Exercise instructions:
Transcribe all of the material exactly, except for its pictures.

== Material for the task ==

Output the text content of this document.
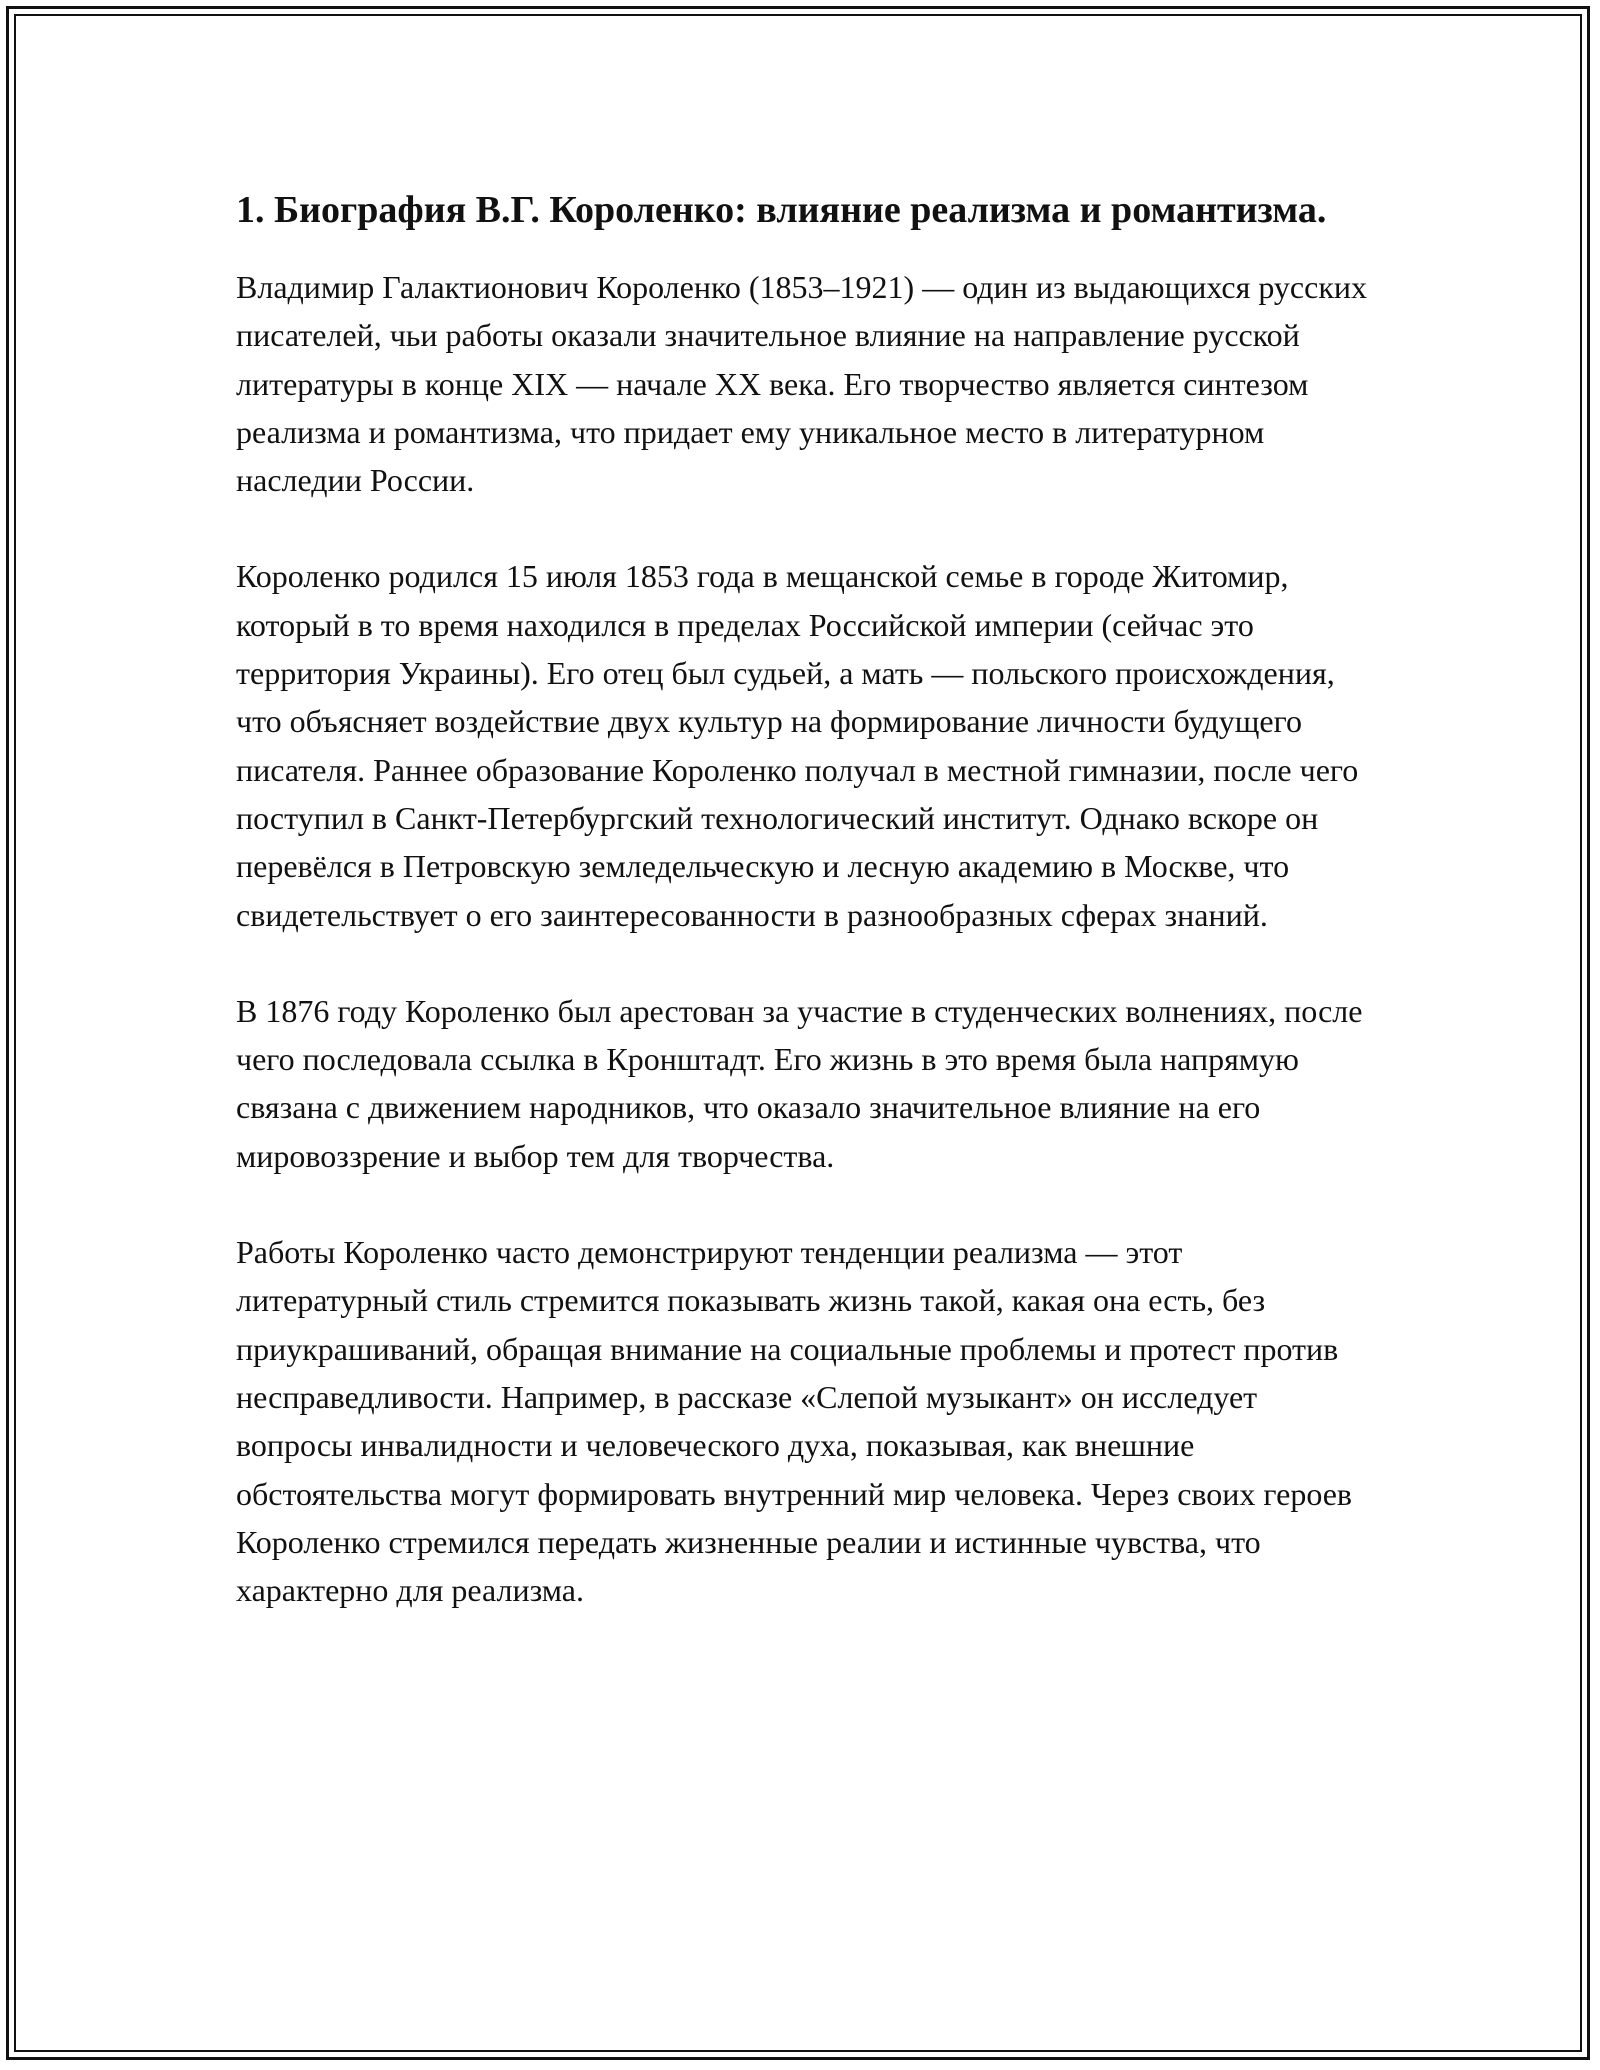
1. Биография В.Г. Короленко: влияние реализма и романтизма.

Владимир Галактионович Короленко (1853–1921) — один из выдающихся русских писателей, чьи работы оказали значительное влияние на направление русской литературы в конце XIX — начале XX века. Его творчество является синтезом реализма и романтизма, что придает ему уникальное место в литературном наследии России.

Короленко родился 15 июля 1853 года в мещанской семье в городе Житомир, который в то время находился в пределах Российской империи (сейчас это территория Украины). Его отец был судьей, а мать — польского происхождения, что объясняет воздействие двух культур на формирование личности будущего писателя. Раннее образование Короленко получал в местной гимназии, после чего поступил в Санкт-Петербургский технологический институт. Однако вскоре он перевёлся в Петровскую земледельческую и лесную академию в Москве, что свидетельствует о его заинтересованности в разнообразных сферах знаний.

В 1876 году Короленко был арестован за участие в студенческих волнениях, после чего последовала ссылка в Кронштадт. Его жизнь в это время была напрямую связана с движением народников, что оказало значительное влияние на его мировоззрение и выбор тем для творчества.

Работы Короленко часто демонстрируют тенденции реализма — этот литературный стиль стремится показывать жизнь такой, какая она есть, без приукрашиваний, обращая внимание на социальные проблемы и протест против несправедливости. Например, в рассказе «Слепой музыкант» он исследует вопросы инвалидности и человеческого духа, показывая, как внешние обстоятельства могут формировать внутренний мир человека. Через своих героев Короленко стремился передать жизненные реалии и истинные чувства, что характерно для реализма.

===

Solved exercise:
Output the text content of this document.
1. Биография В.Г. Короленко: влияние реализма и романтизма.

Владимир Галактионович Короленко (1853–1921) — один из выдающихся русских писателей, чьи работы оказали значительное влияние на направление русской литературы в конце XIX — начале XX века. Его творчество является синтезом реализма и романтизма, что придает ему уникальное место в литературном наследии России.

Короленко родился 15 июля 1853 года в мещанской семье в городе Житомир, который в то время находился в пределах Российской империи (сейчас это территория Украины). Его отец был судьей, а мать — польского происхождения, что объясняет воздействие двух культур на формирование личности будущего писателя. Раннее образование Короленко получал в местной гимназии, после чего поступил в Санкт-Петербургский технологический институт. Однако вскоре он перевёлся в Петровскую земледельческую и лесную академию в Москве, что свидетельствует о его заинтересованности в разнообразных сферах знаний.

В 1876 году Короленко был арестован за участие в студенческих волнениях, после чего последовала ссылка в Кронштадт. Его жизнь в это время была напрямую связана с движением народников, что оказало значительное влияние на его мировоззрение и выбор тем для творчества.

Работы Короленко часто демонстрируют тенденции реализма — этот литературный стиль стремится показывать жизнь такой, какая она есть, без приукрашиваний, обращая внимание на социальные проблемы и протест против несправедливости. Например, в рассказе «Слепой музыкант» он исследует вопросы инвалидности и человеческого духа, показывая, как внешние обстоятельства могут формировать внутренний мир человека. Через своих героев Короленко стремился передать жизненные реалии и истинные чувства, что характерно для реализма.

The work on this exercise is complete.